**GOAL**: Lines containing the word "procedures" are the ones to copy from the records below.

**RECORDS SUPPLIED**:
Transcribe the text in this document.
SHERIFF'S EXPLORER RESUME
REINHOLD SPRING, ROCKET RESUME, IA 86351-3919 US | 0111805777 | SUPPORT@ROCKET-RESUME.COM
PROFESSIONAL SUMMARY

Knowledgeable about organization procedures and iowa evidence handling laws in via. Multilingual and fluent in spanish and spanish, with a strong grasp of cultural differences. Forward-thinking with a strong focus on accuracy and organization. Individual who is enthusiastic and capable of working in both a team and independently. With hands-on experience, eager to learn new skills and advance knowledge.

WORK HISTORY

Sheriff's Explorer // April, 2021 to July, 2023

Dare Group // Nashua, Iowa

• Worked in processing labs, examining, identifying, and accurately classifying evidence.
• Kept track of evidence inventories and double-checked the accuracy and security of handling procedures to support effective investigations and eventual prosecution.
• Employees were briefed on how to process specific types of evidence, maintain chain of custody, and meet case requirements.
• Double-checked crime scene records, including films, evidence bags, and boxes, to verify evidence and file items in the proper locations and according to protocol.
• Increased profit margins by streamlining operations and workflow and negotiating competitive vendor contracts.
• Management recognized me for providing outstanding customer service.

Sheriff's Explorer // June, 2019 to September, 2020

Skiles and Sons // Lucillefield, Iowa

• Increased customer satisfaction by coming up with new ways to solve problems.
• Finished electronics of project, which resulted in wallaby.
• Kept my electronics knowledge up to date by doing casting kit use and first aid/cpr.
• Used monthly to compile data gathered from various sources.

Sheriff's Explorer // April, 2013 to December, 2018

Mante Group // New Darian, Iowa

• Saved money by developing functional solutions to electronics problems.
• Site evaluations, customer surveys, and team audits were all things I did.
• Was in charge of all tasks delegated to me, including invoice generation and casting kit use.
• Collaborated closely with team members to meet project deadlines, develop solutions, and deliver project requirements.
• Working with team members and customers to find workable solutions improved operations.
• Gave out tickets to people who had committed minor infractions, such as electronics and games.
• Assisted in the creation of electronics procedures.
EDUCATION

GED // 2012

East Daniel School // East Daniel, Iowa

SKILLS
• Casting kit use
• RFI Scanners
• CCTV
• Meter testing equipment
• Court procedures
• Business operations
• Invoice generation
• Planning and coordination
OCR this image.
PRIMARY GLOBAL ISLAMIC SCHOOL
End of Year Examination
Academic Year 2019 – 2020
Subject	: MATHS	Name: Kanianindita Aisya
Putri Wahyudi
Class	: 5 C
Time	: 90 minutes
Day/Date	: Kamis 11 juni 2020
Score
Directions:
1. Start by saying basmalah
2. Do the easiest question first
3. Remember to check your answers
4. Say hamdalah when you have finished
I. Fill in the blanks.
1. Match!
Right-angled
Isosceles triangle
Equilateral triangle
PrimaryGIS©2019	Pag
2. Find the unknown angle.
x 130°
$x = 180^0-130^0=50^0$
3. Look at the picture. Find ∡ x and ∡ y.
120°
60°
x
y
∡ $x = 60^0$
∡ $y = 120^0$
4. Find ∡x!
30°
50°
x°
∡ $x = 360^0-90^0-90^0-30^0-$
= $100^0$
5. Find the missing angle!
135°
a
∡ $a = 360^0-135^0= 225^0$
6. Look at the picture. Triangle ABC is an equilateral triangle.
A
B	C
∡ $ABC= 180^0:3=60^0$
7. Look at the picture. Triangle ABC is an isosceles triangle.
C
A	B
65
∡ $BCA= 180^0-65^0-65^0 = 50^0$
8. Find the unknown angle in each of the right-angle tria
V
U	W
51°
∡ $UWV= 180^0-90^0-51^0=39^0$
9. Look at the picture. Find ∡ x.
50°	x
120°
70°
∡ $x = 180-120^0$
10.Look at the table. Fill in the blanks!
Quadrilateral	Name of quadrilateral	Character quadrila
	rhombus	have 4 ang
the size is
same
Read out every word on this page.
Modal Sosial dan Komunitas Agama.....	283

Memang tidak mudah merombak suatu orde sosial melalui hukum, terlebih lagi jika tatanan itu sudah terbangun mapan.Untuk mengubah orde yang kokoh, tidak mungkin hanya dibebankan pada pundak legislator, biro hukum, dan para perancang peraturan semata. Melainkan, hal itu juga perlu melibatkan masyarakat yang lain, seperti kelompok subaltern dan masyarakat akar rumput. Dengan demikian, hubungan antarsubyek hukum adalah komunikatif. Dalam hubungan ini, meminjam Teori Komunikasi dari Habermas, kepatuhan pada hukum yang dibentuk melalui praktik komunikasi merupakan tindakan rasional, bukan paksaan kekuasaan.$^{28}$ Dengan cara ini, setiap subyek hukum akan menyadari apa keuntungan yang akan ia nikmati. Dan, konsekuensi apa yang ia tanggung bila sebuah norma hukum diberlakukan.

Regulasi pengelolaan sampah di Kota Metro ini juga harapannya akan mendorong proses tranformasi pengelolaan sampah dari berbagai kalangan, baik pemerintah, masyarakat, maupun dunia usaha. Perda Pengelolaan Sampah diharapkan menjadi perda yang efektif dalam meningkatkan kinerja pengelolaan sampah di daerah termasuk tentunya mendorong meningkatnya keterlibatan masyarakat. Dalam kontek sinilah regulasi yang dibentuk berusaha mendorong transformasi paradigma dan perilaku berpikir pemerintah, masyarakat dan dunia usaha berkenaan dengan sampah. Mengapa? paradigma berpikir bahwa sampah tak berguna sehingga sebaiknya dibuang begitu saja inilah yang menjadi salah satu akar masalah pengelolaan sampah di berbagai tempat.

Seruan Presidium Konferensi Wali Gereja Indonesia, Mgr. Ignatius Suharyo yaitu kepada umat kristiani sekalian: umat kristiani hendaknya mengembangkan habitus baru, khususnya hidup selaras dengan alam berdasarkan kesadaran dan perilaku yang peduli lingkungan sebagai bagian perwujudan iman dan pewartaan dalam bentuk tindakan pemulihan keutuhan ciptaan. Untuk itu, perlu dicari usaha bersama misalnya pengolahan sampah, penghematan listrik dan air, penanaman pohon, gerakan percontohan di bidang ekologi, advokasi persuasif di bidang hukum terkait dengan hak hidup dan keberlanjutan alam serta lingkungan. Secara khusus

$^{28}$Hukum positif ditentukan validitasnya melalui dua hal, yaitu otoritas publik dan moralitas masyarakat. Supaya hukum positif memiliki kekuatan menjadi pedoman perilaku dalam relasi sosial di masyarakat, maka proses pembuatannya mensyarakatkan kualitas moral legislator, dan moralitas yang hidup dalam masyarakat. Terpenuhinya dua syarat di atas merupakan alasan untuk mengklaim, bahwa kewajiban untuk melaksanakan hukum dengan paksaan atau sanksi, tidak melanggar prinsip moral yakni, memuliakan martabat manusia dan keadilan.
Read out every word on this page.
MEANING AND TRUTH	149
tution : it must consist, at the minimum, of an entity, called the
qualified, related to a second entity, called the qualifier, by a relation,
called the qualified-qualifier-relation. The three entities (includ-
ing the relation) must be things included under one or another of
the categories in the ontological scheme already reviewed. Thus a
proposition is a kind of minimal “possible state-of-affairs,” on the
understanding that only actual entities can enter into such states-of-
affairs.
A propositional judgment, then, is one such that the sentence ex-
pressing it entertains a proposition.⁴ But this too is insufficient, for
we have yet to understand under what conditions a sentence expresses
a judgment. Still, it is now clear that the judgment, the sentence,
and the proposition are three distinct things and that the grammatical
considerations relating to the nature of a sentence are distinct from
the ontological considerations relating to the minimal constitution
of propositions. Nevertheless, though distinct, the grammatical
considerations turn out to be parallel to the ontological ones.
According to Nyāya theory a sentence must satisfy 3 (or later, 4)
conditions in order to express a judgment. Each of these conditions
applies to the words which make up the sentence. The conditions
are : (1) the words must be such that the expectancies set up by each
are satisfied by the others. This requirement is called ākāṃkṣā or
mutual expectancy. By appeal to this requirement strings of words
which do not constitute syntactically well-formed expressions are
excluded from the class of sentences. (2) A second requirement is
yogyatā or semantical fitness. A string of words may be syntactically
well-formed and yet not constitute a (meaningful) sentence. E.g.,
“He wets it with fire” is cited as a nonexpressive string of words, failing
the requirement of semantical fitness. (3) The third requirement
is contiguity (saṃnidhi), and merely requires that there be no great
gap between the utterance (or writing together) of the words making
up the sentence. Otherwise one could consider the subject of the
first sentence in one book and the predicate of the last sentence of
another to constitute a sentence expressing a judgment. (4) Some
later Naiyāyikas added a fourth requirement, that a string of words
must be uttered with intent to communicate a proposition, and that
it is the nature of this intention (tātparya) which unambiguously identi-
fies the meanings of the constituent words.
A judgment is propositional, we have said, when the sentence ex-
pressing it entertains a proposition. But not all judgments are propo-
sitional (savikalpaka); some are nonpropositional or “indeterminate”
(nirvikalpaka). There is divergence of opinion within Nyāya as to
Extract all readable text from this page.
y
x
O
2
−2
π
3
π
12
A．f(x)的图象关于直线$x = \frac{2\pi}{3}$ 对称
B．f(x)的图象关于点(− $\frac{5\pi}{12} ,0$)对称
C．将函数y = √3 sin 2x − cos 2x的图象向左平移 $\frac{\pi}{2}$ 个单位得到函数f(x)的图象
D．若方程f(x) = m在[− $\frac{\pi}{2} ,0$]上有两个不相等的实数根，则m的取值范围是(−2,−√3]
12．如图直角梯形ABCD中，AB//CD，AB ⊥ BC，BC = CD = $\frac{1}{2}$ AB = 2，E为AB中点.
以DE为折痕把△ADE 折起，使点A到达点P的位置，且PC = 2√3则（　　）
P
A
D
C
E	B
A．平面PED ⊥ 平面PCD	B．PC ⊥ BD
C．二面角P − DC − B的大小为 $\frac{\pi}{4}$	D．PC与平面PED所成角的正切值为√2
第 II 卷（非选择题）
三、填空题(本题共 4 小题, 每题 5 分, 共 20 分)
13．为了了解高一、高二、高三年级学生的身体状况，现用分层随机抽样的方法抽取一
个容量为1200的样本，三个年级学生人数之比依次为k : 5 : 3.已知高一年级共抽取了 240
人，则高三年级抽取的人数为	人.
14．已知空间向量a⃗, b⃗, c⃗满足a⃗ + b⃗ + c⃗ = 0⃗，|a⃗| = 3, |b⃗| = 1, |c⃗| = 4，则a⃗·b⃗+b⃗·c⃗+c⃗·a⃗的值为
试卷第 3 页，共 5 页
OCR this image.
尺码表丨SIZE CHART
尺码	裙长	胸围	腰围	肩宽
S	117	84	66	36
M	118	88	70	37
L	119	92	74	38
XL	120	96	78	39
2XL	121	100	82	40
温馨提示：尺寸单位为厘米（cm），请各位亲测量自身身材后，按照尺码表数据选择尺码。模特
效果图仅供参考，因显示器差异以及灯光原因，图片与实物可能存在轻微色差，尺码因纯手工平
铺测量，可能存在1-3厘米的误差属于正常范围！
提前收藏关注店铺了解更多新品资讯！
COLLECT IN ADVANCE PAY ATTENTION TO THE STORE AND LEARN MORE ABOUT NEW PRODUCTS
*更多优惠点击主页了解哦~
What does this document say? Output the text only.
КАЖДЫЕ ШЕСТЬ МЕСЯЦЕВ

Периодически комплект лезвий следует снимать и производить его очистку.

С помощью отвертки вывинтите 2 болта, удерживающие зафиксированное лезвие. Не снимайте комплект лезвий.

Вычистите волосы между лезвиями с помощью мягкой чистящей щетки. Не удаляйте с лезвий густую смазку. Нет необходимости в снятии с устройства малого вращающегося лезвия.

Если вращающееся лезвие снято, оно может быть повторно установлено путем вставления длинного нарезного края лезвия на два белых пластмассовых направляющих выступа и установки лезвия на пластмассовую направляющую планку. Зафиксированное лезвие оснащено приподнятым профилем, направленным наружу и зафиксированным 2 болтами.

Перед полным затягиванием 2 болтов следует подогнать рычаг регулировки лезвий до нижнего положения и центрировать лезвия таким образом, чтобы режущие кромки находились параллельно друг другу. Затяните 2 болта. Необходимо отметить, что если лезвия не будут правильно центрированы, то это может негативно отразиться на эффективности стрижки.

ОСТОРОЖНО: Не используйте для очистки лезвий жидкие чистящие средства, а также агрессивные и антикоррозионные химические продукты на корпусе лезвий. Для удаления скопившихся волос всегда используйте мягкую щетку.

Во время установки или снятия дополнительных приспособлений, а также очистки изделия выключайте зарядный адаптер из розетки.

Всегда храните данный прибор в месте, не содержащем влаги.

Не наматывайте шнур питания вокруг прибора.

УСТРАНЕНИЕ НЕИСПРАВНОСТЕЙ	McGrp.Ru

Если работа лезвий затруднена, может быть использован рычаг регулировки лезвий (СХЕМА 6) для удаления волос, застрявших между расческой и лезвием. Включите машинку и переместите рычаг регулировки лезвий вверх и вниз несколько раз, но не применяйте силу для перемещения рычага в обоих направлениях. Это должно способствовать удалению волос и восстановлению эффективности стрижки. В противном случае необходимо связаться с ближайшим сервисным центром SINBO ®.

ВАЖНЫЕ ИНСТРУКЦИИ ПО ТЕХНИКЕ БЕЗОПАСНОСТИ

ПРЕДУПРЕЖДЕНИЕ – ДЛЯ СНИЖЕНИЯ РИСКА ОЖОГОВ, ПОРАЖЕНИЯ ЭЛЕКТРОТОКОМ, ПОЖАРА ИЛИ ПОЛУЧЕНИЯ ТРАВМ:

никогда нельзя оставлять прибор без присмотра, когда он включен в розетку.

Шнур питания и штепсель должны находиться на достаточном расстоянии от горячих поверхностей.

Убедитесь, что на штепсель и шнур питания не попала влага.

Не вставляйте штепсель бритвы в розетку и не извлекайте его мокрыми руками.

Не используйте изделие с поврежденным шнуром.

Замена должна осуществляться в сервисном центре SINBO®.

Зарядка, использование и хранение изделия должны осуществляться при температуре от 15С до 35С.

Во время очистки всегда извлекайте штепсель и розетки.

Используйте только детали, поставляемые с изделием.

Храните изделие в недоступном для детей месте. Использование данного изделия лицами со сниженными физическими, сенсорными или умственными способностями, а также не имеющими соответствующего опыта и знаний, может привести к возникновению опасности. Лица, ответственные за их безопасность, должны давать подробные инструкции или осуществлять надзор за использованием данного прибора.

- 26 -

**OUTPUT BELOW**:
Knowledgeable about organization procedures and iowa evidence handling laws in via. Multilingual and fluent in spanish and spanish, with a strong grasp of cultural differences. Forward-thinking with a strong focus on accuracy and organization. Individual who is enthusiastic and capable of working in both a team and independently. With hands-on experience, eager to learn new skills and advance knowledge.
• Kept track of evidence inventories and double-checked the accuracy and security of handling procedures to support effective investigations and eventual prosecution.
• Assisted in the creation of electronics procedures.
• Court procedures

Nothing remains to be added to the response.